Objective: Within the listing below, locate all lines containing the word "chưa". Copy each one.

====== Raw data ======

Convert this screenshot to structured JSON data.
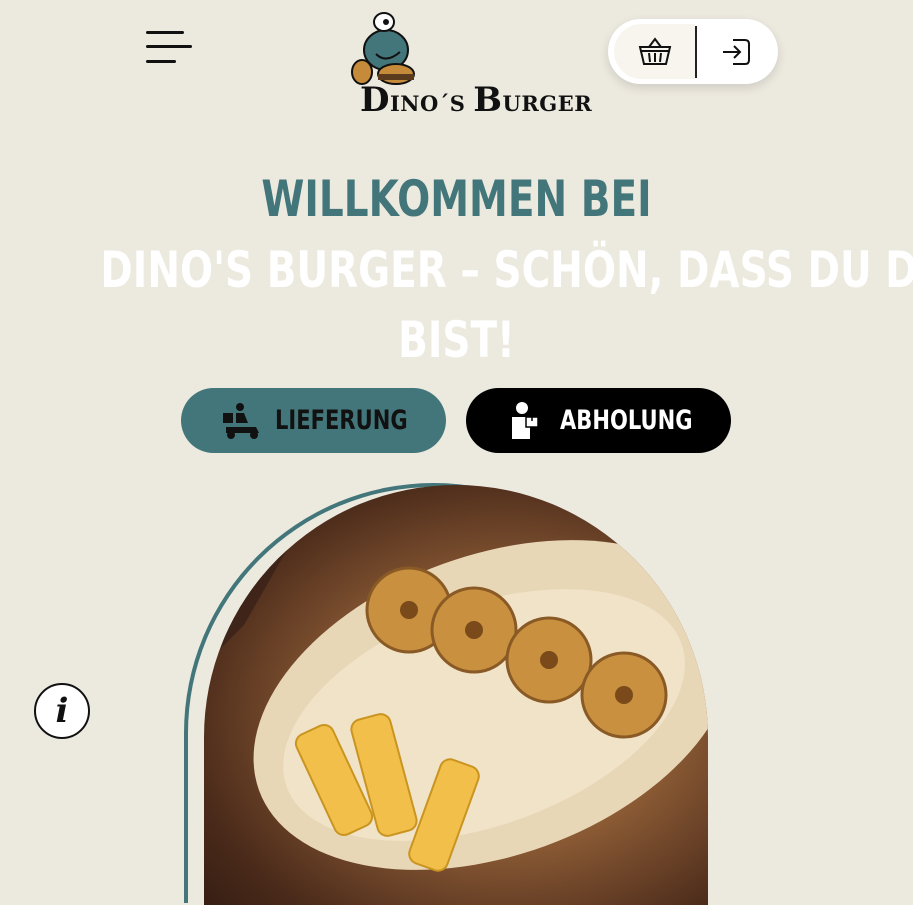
{
  "header": {
    "logo_text_big_1": "D",
    "logo_text_small_1": "INO´S ",
    "logo_text_big_2": "B",
    "logo_text_small_2": "URGER",
    "menu_icon": "hamburger-menu-icon",
    "cart_icon": "basket-icon",
    "login_icon": "login-icon"
  },
  "hero": {
    "welcome": "Willkommen bei",
    "subtitle_line1": "Dino's Burger – schön, dass du da",
    "subtitle_line2": "bist!"
  },
  "order_buttons": {
    "delivery_label": "Lieferung",
    "pickup_label": "Abholung",
    "delivery_icon": "scooter-delivery-icon",
    "pickup_icon": "pickup-person-icon"
  },
  "info": {
    "icon_glyph": "i",
    "icon": "info-icon"
  },
  "colors": {
    "background": "#ece9df",
    "accent": "#43767a",
    "black": "#000000",
    "white": "#ffffff"
  }
}
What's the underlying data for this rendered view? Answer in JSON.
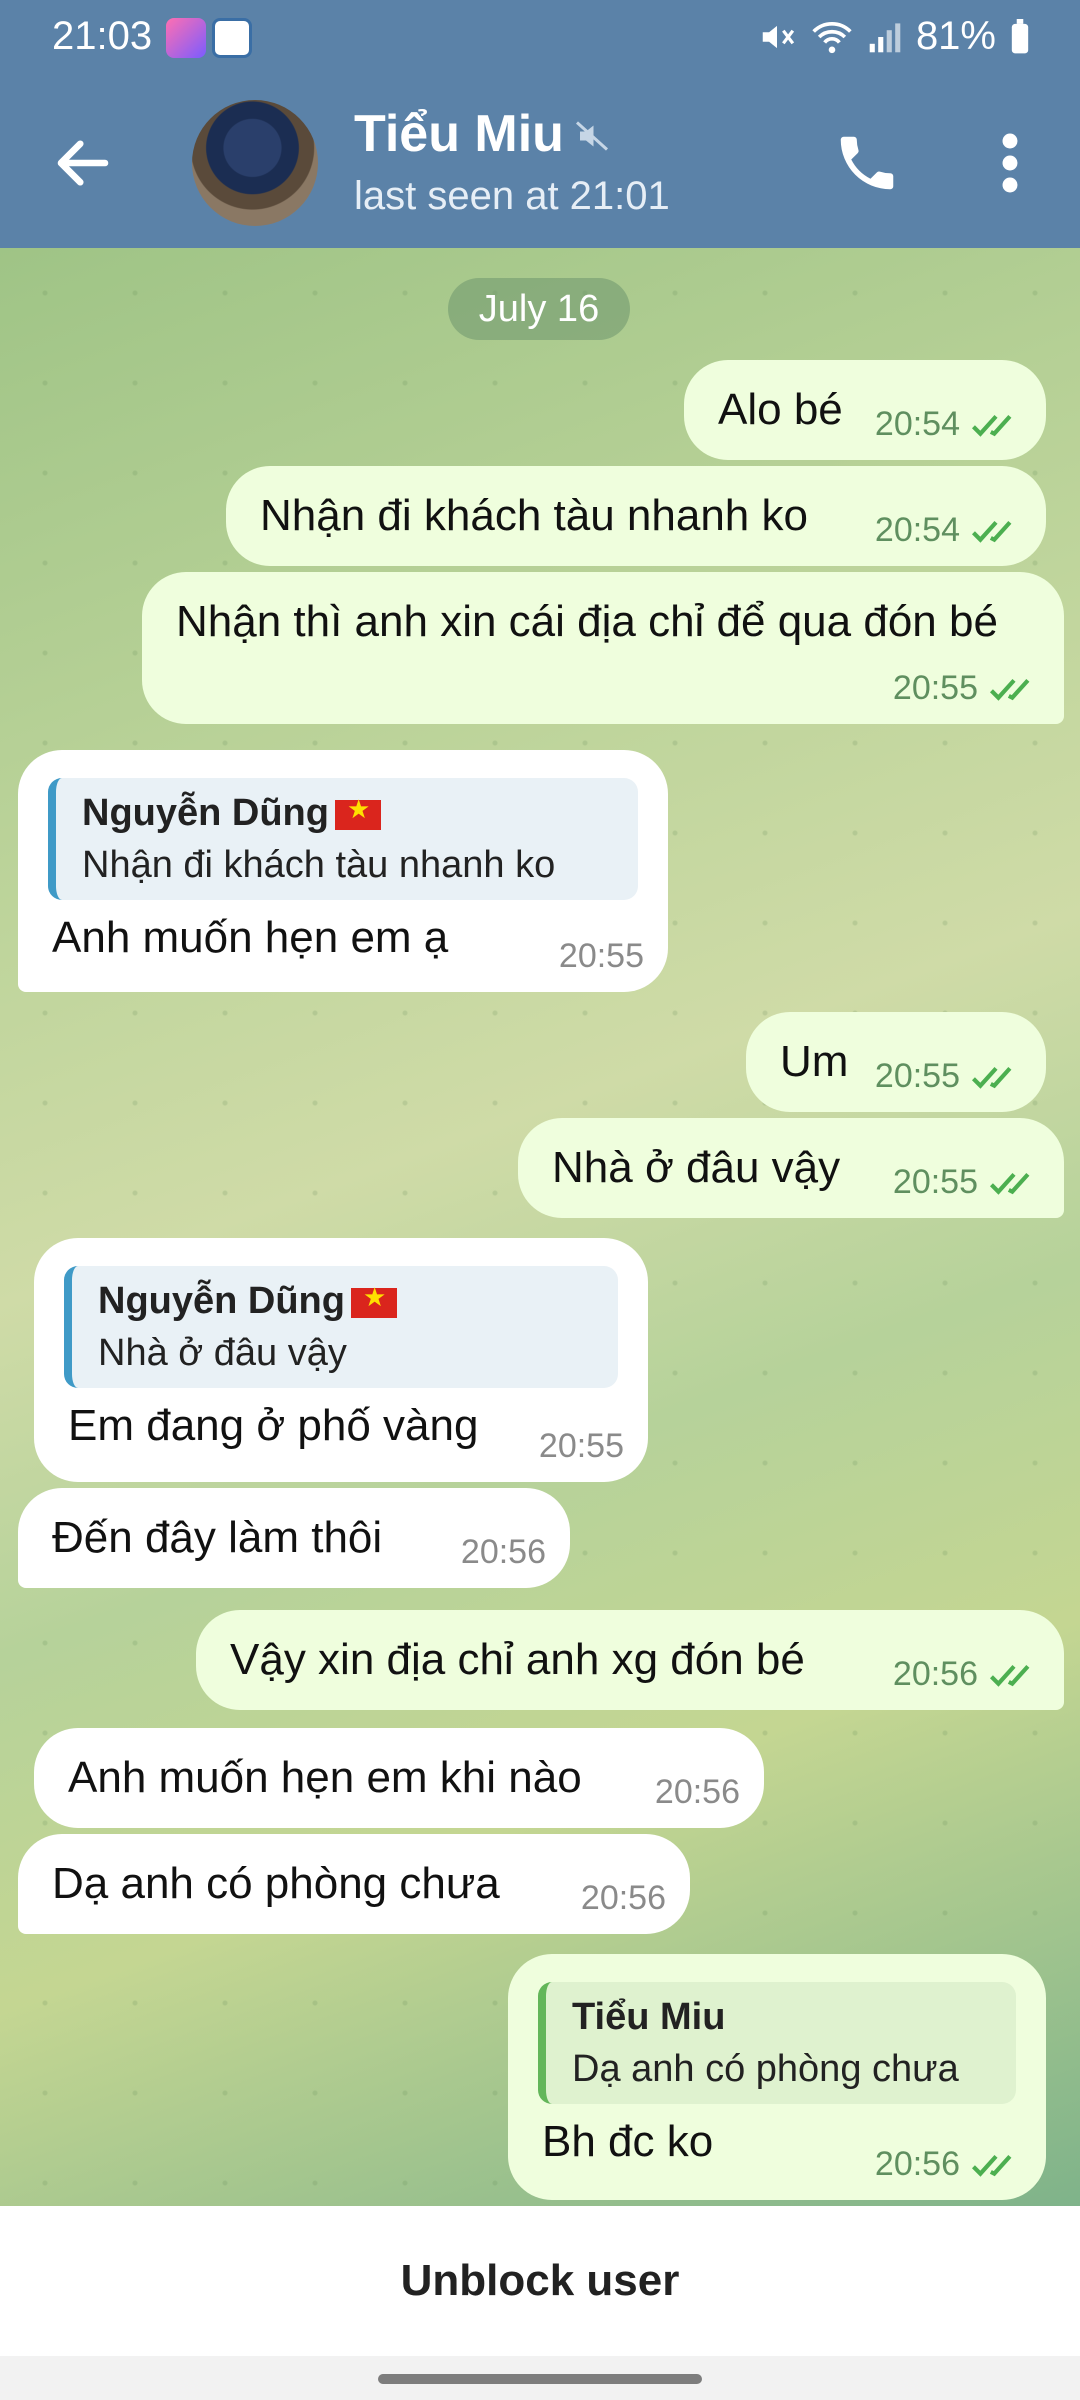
{
  "status_bar": {
    "time": "21:03",
    "battery": "81%"
  },
  "header": {
    "title": "Tiểu Miu",
    "status": "last seen at 21:01"
  },
  "chat": {
    "date": "July 16",
    "messages": [
      {
        "text": "Alo bé",
        "time": "20:54"
      },
      {
        "text": "Nhận đi khách tàu nhanh ko",
        "time": "20:54"
      },
      {
        "text": "Nhận thì anh xin cái địa chỉ để qua đón bé",
        "time": "20:55"
      },
      {
        "reply_name": "Nguyễn Dũng",
        "reply_text": "Nhận đi khách tàu nhanh ko",
        "text": "Anh muốn hẹn em ạ",
        "time": "20:55"
      },
      {
        "text": "Um",
        "time": "20:55"
      },
      {
        "text": "Nhà ở đâu vậy",
        "time": "20:55"
      },
      {
        "reply_name": "Nguyễn Dũng",
        "reply_text": "Nhà ở đâu vậy",
        "text": "Em đang ở phố vàng",
        "time": "20:55"
      },
      {
        "text": "Đến đây làm thôi",
        "time": "20:56"
      },
      {
        "text": "Vậy xin địa chỉ anh xg đón bé",
        "time": "20:56"
      },
      {
        "text": "Anh muốn hẹn em khi nào",
        "time": "20:56"
      },
      {
        "text": "Dạ anh có phòng chưa",
        "time": "20:56"
      },
      {
        "reply_name": "Tiểu Miu",
        "reply_text": "Dạ anh có phòng chưa",
        "text": "Bh đc ko",
        "time": "20:56"
      }
    ]
  },
  "bottom": {
    "unblock_label": "Unblock user"
  },
  "colors": {
    "header": "#5b82a8",
    "outgoing_bubble": "#effedd",
    "incoming_bubble": "#ffffff",
    "read_check": "#4caf50"
  }
}
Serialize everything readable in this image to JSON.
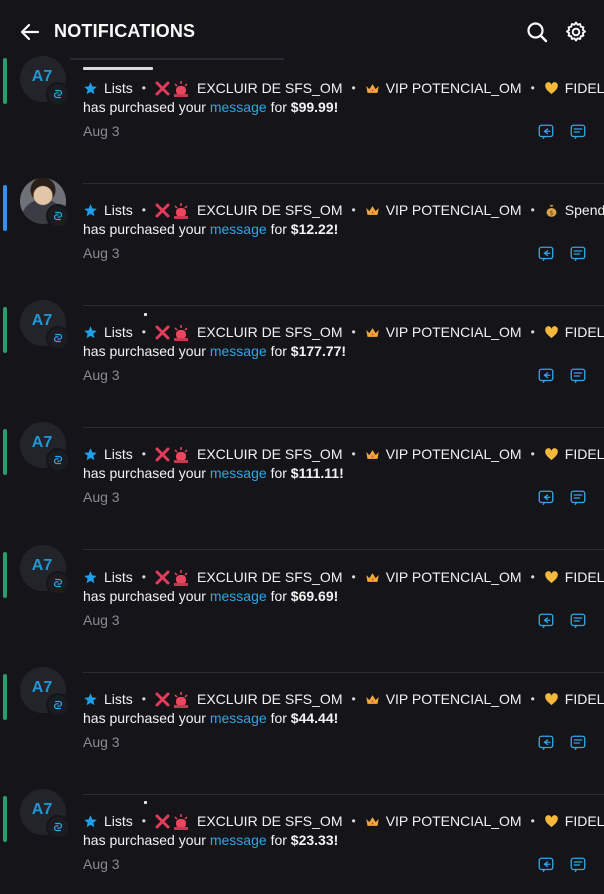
{
  "header": {
    "title": "NOTIFICATIONS",
    "back_icon": "arrow-left-icon",
    "search_icon": "search-icon",
    "settings_icon": "gear-icon"
  },
  "colors": {
    "background": "#151519",
    "accent_link": "#2ea6e8",
    "bar_green": "#2f9a6e",
    "bar_blue": "#3a8ee6",
    "date_gray": "#8a8b91"
  },
  "notifications": [
    {
      "avatar_text": "A7",
      "avatar_type": "initials",
      "bar_color": "green",
      "lists": [
        "Lists",
        "EXCLUIR DE SFS_OM",
        "VIP POTENCIAL_OM",
        "FIDELIZA"
      ],
      "emojis": [
        "star",
        "x-siren",
        "crown",
        "heart"
      ],
      "prefix": "has purchased your",
      "link_text": "message",
      "middle": "for",
      "amount": "$99.99!",
      "date": "Aug 3"
    },
    {
      "avatar_text": "",
      "avatar_type": "photo",
      "bar_color": "blue",
      "lists": [
        "Lists",
        "EXCLUIR DE SFS_OM",
        "VIP POTENCIAL_OM",
        "Spenders"
      ],
      "emojis": [
        "star",
        "x-siren",
        "crown",
        "money-bag"
      ],
      "prefix": "has purchased your",
      "link_text": "message",
      "middle": "for",
      "amount": "$12.22!",
      "date": "Aug 3"
    },
    {
      "avatar_text": "A7",
      "avatar_type": "initials",
      "bar_color": "green",
      "lists": [
        "Lists",
        "EXCLUIR DE SFS_OM",
        "VIP POTENCIAL_OM",
        "FIDELIZA"
      ],
      "emojis": [
        "star",
        "x-siren",
        "crown",
        "heart"
      ],
      "prefix": "has purchased your",
      "link_text": "message",
      "middle": "for",
      "amount": "$177.77!",
      "date": "Aug 3"
    },
    {
      "avatar_text": "A7",
      "avatar_type": "initials",
      "bar_color": "green",
      "lists": [
        "Lists",
        "EXCLUIR DE SFS_OM",
        "VIP POTENCIAL_OM",
        "FIDELIZA"
      ],
      "emojis": [
        "star",
        "x-siren",
        "crown",
        "heart"
      ],
      "prefix": "has purchased your",
      "link_text": "message",
      "middle": "for",
      "amount": "$111.11!",
      "date": "Aug 3"
    },
    {
      "avatar_text": "A7",
      "avatar_type": "initials",
      "bar_color": "green",
      "lists": [
        "Lists",
        "EXCLUIR DE SFS_OM",
        "VIP POTENCIAL_OM",
        "FIDELIZA"
      ],
      "emojis": [
        "star",
        "x-siren",
        "crown",
        "heart"
      ],
      "prefix": "has purchased your",
      "link_text": "message",
      "middle": "for",
      "amount": "$69.69!",
      "date": "Aug 3"
    },
    {
      "avatar_text": "A7",
      "avatar_type": "initials",
      "bar_color": "green",
      "lists": [
        "Lists",
        "EXCLUIR DE SFS_OM",
        "VIP POTENCIAL_OM",
        "FIDELIZA"
      ],
      "emojis": [
        "star",
        "x-siren",
        "crown",
        "heart"
      ],
      "prefix": "has purchased your",
      "link_text": "message",
      "middle": "for",
      "amount": "$44.44!",
      "date": "Aug 3"
    },
    {
      "avatar_text": "A7",
      "avatar_type": "initials",
      "bar_color": "green",
      "lists": [
        "Lists",
        "EXCLUIR DE SFS_OM",
        "VIP POTENCIAL_OM",
        "FIDELIZA"
      ],
      "emojis": [
        "star",
        "x-siren",
        "crown",
        "heart"
      ],
      "prefix": "has purchased your",
      "link_text": "message",
      "middle": "for",
      "amount": "$23.33!",
      "date": "Aug 3"
    }
  ]
}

======

Exercise answer:
        "text": "Dạ anh có phòng chưa",
        "reply_text": "Dạ anh có phòng chưa",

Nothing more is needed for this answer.